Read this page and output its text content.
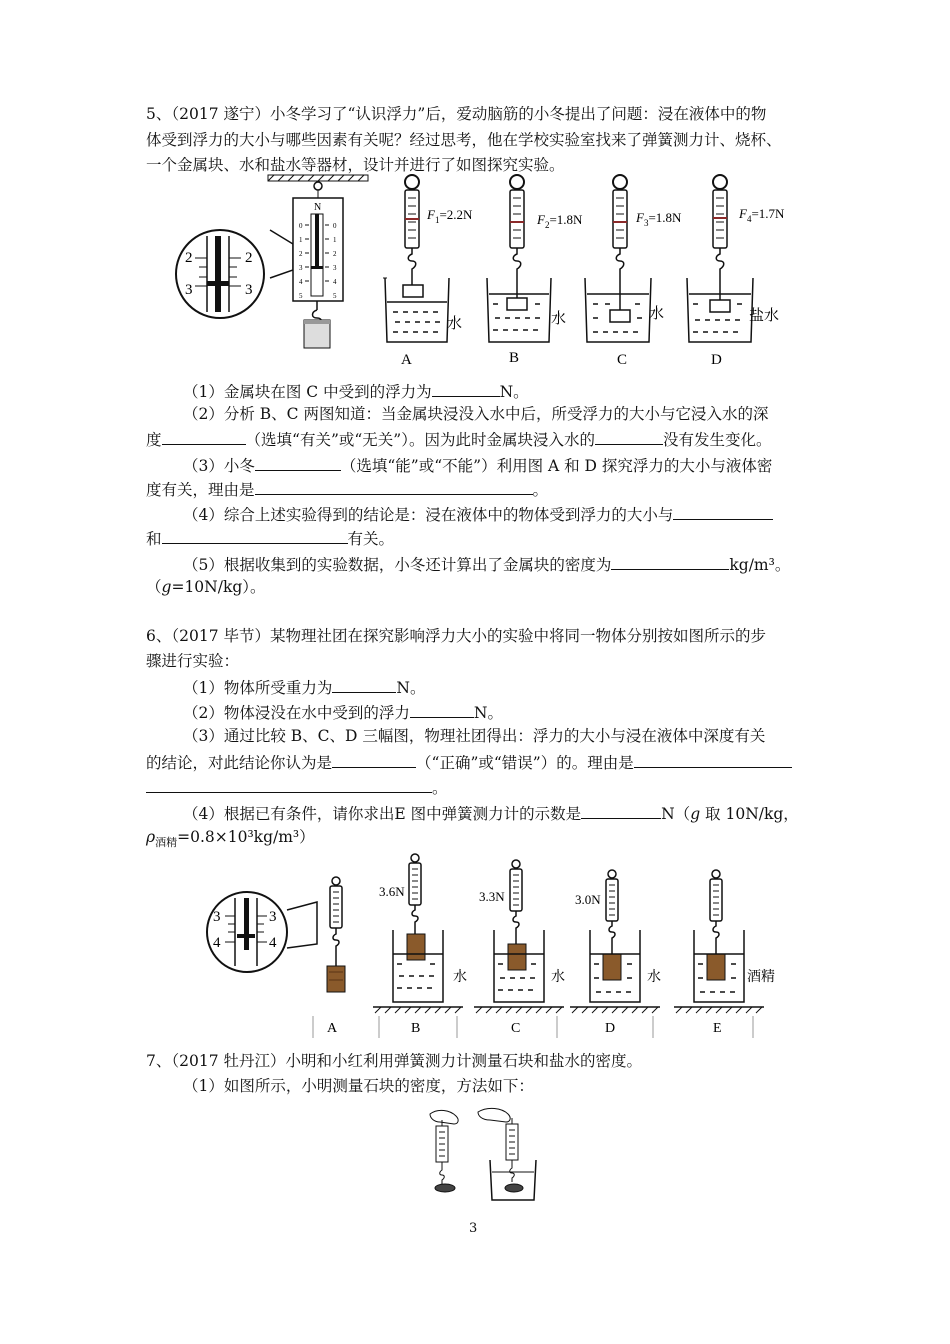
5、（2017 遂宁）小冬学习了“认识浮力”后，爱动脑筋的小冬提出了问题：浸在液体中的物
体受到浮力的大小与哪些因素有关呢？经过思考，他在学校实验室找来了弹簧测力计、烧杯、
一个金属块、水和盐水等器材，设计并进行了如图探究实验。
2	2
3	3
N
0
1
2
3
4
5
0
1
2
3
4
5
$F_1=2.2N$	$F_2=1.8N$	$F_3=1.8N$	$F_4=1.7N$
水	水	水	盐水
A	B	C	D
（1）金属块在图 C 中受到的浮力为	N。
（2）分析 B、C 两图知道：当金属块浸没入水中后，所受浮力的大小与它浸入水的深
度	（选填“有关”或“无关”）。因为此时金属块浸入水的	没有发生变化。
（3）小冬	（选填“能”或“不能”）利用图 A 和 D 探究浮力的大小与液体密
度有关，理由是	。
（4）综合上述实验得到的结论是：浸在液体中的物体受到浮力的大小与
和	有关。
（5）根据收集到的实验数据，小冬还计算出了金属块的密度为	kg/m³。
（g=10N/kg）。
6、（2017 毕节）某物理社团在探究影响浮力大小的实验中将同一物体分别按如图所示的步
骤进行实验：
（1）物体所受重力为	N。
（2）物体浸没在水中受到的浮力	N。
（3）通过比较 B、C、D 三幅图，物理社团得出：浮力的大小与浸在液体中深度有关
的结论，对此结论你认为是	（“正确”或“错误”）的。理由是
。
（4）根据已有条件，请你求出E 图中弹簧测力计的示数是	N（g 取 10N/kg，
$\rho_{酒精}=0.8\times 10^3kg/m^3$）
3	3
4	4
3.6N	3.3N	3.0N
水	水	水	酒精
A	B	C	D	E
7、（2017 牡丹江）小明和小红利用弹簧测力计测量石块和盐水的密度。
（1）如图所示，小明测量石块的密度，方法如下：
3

Task statement:
Repeat each entry exactly. Pictures do not belong in the copy.

Response below:
Read this page and output its text content.
5、（2017 遂宁）小冬学习了“认识浮力”后，爱动脑筋的小冬提出了问题：浸在液体中的物
体受到浮力的大小与哪些因素有关呢？经过思考，他在学校实验室找来了弹簧测力计、烧杯、
一个金属块、水和盐水等器材，设计并进行了如图探究实验。
2	2
3	3
N
0
1
2
3
4
5
0
1
2
3
4
5
$F_1=2.2N$	$F_2=1.8N$	$F_3=1.8N$	$F_4=1.7N$
水	水	水	盐水
A	B	C	D
（1）金属块在图 C 中受到的浮力为	N。
（2）分析 B、C 两图知道：当金属块浸没入水中后，所受浮力的大小与它浸入水的深
度	（选填“有关”或“无关”）。因为此时金属块浸入水的	没有发生变化。
（3）小冬	（选填“能”或“不能”）利用图 A 和 D 探究浮力的大小与液体密
度有关，理由是	。
（4）综合上述实验得到的结论是：浸在液体中的物体受到浮力的大小与
和	有关。
（5）根据收集到的实验数据，小冬还计算出了金属块的密度为	kg/m³。
（g=10N/kg）。
6、（2017 毕节）某物理社团在探究影响浮力大小的实验中将同一物体分别按如图所示的步
骤进行实验：
（1）物体所受重力为	N。
（2）物体浸没在水中受到的浮力	N。
（3）通过比较 B、C、D 三幅图，物理社团得出：浮力的大小与浸在液体中深度有关
的结论，对此结论你认为是	（“正确”或“错误”）的。理由是
。
（4）根据已有条件，请你求出E 图中弹簧测力计的示数是	N（g 取 10N/kg，
$\rho_{酒精}=0.8\times 10^3kg/m^3$）
3	3
4	4
3.6N	3.3N	3.0N
水	水	水	酒精
A	B	C	D	E
7、（2017 牡丹江）小明和小红利用弹簧测力计测量石块和盐水的密度。
（1）如图所示，小明测量石块的密度，方法如下：
3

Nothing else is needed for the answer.